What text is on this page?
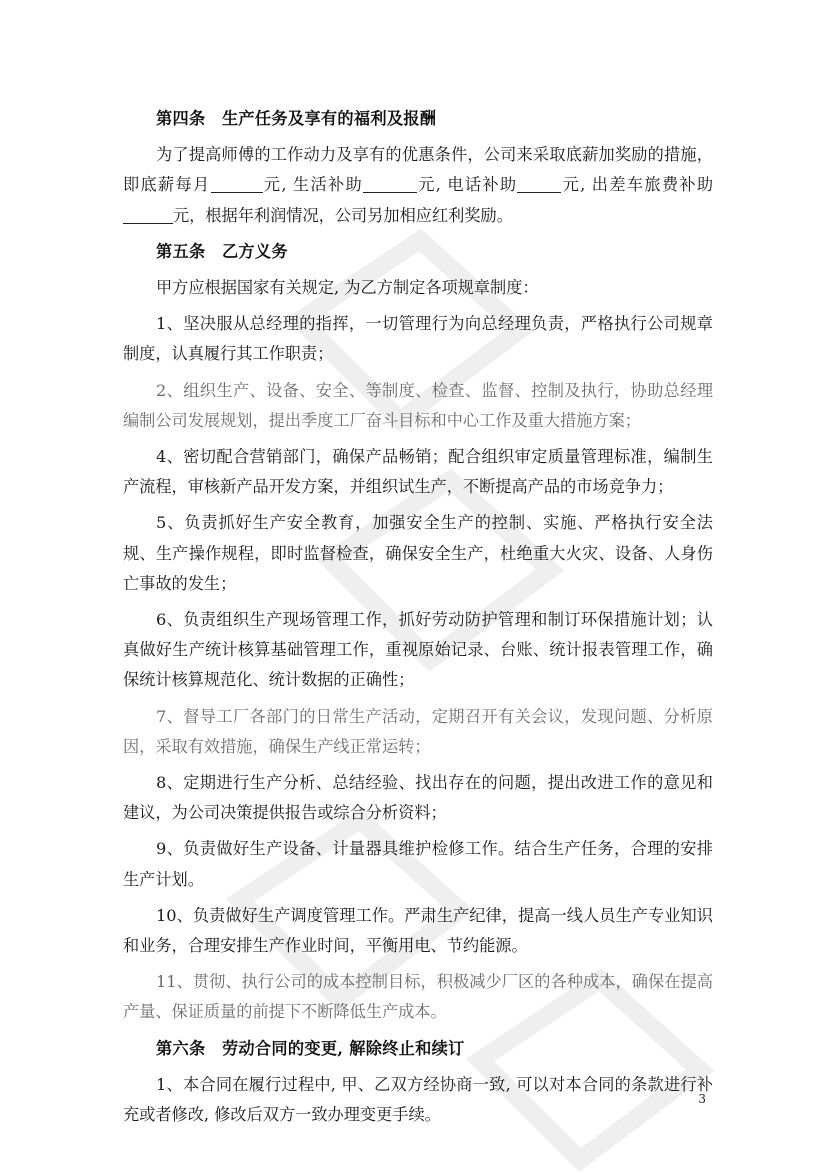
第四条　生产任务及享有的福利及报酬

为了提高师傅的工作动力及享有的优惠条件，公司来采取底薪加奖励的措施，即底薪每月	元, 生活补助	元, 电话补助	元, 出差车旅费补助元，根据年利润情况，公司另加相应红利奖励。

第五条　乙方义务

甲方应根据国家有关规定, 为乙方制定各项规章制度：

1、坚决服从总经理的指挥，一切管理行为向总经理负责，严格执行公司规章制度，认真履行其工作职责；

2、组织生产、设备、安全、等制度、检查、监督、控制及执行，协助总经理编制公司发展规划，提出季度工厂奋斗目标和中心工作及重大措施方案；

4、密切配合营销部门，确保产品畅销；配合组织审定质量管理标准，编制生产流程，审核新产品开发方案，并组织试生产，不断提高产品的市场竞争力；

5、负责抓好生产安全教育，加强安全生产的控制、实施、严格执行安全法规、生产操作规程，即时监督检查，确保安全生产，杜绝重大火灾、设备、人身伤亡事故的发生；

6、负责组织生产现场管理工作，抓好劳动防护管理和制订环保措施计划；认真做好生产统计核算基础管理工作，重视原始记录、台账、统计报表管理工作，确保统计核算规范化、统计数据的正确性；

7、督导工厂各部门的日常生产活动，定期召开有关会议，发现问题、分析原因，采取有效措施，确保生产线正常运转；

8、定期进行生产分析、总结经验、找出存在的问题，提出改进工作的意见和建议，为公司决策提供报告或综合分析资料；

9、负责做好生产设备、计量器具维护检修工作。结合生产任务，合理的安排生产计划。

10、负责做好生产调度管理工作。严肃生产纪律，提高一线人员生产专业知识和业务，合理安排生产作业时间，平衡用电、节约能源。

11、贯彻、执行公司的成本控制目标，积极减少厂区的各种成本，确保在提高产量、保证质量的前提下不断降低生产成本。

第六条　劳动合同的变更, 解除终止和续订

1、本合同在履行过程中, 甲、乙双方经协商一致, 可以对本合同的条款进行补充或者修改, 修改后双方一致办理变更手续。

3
* * *
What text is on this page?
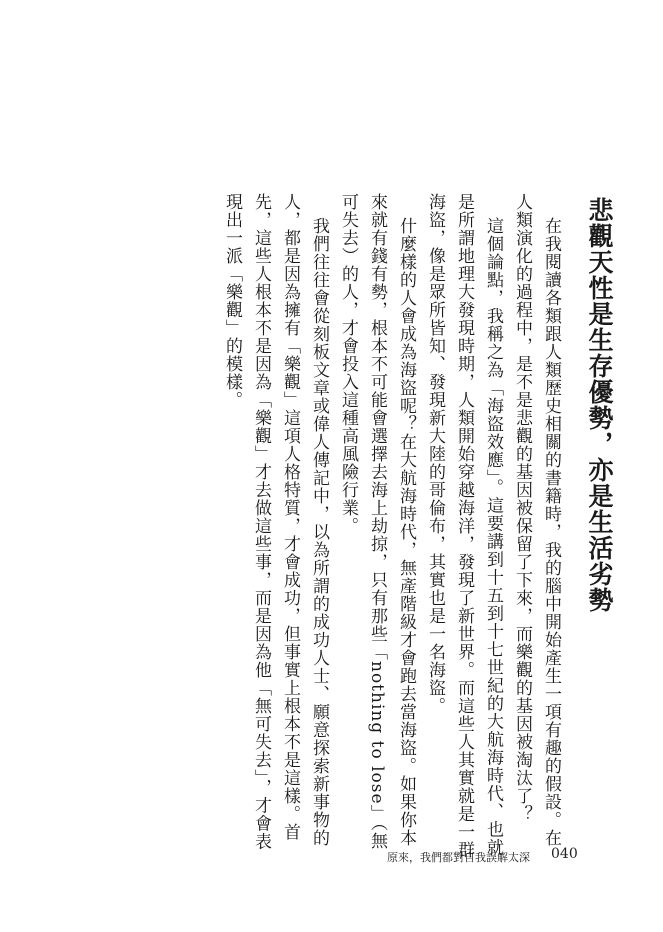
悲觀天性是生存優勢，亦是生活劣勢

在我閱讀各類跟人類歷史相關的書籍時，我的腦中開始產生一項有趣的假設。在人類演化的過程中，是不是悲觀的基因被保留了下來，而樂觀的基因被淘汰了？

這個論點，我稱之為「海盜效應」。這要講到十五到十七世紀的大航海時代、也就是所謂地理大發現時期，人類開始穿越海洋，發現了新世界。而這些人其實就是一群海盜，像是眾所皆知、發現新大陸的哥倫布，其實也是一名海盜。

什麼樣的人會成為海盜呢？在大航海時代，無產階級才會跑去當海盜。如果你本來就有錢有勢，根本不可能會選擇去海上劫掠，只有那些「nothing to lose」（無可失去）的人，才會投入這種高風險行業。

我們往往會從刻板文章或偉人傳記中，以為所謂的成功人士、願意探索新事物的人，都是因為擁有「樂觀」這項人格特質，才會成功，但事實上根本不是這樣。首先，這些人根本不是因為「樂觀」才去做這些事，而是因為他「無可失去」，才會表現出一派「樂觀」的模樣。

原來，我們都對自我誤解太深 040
* * *
## The exercise:
Review the preceding data and report every line that includes the string "無可失去".

## Result of the exercise:
什麼樣的人會成為海盜呢？在大航海時代，無產階級才會跑去當海盜。如果你本來就有錢有勢，根本不可能會選擇去海上劫掠，只有那些「nothing to lose」（無可失去）的人，才會投入這種高風險行業。
我們往往會從刻板文章或偉人傳記中，以為所謂的成功人士、願意探索新事物的人，都是因為擁有「樂觀」這項人格特質，才會成功，但事實上根本不是這樣。首先，這些人根本不是因為「樂觀」才去做這些事，而是因為他「無可失去」，才會表現出一派「樂觀」的模樣。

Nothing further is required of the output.